──────── Material provided

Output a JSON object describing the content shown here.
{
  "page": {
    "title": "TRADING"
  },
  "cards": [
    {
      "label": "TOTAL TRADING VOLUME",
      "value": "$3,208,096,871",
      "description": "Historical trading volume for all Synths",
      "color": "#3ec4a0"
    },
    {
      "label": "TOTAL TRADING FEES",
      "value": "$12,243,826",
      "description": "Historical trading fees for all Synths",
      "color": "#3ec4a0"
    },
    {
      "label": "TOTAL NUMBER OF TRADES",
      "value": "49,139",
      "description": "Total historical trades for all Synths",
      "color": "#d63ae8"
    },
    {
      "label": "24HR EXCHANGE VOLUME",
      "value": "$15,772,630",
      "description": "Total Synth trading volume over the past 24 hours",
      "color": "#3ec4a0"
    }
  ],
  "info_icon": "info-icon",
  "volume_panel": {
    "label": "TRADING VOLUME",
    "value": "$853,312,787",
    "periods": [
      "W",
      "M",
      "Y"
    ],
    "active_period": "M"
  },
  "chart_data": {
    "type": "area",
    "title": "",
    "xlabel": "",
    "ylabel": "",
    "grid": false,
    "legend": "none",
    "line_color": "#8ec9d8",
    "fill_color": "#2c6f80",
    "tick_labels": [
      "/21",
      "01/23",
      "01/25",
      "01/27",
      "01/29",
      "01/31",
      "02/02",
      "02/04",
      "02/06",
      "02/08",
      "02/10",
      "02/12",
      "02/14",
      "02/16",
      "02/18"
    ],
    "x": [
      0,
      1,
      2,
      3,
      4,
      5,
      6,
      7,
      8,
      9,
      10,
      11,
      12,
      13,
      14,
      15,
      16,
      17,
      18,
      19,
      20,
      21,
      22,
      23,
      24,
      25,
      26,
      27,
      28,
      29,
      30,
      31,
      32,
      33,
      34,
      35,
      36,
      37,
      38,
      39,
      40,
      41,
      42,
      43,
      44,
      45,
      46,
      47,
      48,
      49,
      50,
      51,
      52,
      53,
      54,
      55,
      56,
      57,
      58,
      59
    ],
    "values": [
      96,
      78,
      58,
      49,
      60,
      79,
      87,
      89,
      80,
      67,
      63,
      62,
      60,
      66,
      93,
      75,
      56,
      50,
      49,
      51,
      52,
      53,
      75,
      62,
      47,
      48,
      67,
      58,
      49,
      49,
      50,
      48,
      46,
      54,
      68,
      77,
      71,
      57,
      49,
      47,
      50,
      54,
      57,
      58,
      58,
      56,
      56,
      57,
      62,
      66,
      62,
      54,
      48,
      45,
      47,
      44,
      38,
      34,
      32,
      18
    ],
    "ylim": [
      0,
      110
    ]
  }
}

────────────────

Every record shown above should be written out again exactly.

Output a JSON object describing the content shown here.
{
  "page": {
    "title": "TRADING"
  },
  "cards": [
    {
      "label": "TOTAL TRADING VOLUME",
      "value": "$3,208,096,871",
      "description": "Historical trading volume for all Synths",
      "color": "#3ec4a0"
    },
    {
      "label": "TOTAL TRADING FEES",
      "value": "$12,243,826",
      "description": "Historical trading fees for all Synths",
      "color": "#3ec4a0"
    },
    {
      "label": "TOTAL NUMBER OF TRADES",
      "value": "49,139",
      "description": "Total historical trades for all Synths",
      "color": "#d63ae8"
    },
    {
      "label": "24HR EXCHANGE VOLUME",
      "value": "$15,772,630",
      "description": "Total Synth trading volume over the past 24 hours",
      "color": "#3ec4a0"
    }
  ],
  "info_icon": "info-icon",
  "volume_panel": {
    "label": "TRADING VOLUME",
    "value": "$853,312,787",
    "periods": [
      "W",
      "M",
      "Y"
    ],
    "active_period": "M"
  },
  "chart_data": {
    "type": "area",
    "title": "",
    "xlabel": "",
    "ylabel": "",
    "grid": false,
    "legend": "none",
    "line_color": "#8ec9d8",
    "fill_color": "#2c6f80",
    "tick_labels": [
      "/21",
      "01/23",
      "01/25",
      "01/27",
      "01/29",
      "01/31",
      "02/02",
      "02/04",
      "02/06",
      "02/08",
      "02/10",
      "02/12",
      "02/14",
      "02/16",
      "02/18"
    ],
    "x": [
      0,
      1,
      2,
      3,
      4,
      5,
      6,
      7,
      8,
      9,
      10,
      11,
      12,
      13,
      14,
      15,
      16,
      17,
      18,
      19,
      20,
      21,
      22,
      23,
      24,
      25,
      26,
      27,
      28,
      29,
      30,
      31,
      32,
      33,
      34,
      35,
      36,
      37,
      38,
      39,
      40,
      41,
      42,
      43,
      44,
      45,
      46,
      47,
      48,
      49,
      50,
      51,
      52,
      53,
      54,
      55,
      56,
      57,
      58,
      59
    ],
    "values": [
      96,
      78,
      58,
      49,
      60,
      79,
      87,
      89,
      80,
      67,
      63,
      62,
      60,
      66,
      93,
      75,
      56,
      50,
      49,
      51,
      52,
      53,
      75,
      62,
      47,
      48,
      67,
      58,
      49,
      49,
      50,
      48,
      46,
      54,
      68,
      77,
      71,
      57,
      49,
      47,
      50,
      54,
      57,
      58,
      58,
      56,
      56,
      57,
      62,
      66,
      62,
      54,
      48,
      45,
      47,
      44,
      38,
      34,
      32,
      18
    ],
    "ylim": [
      0,
      110
    ]
  }
}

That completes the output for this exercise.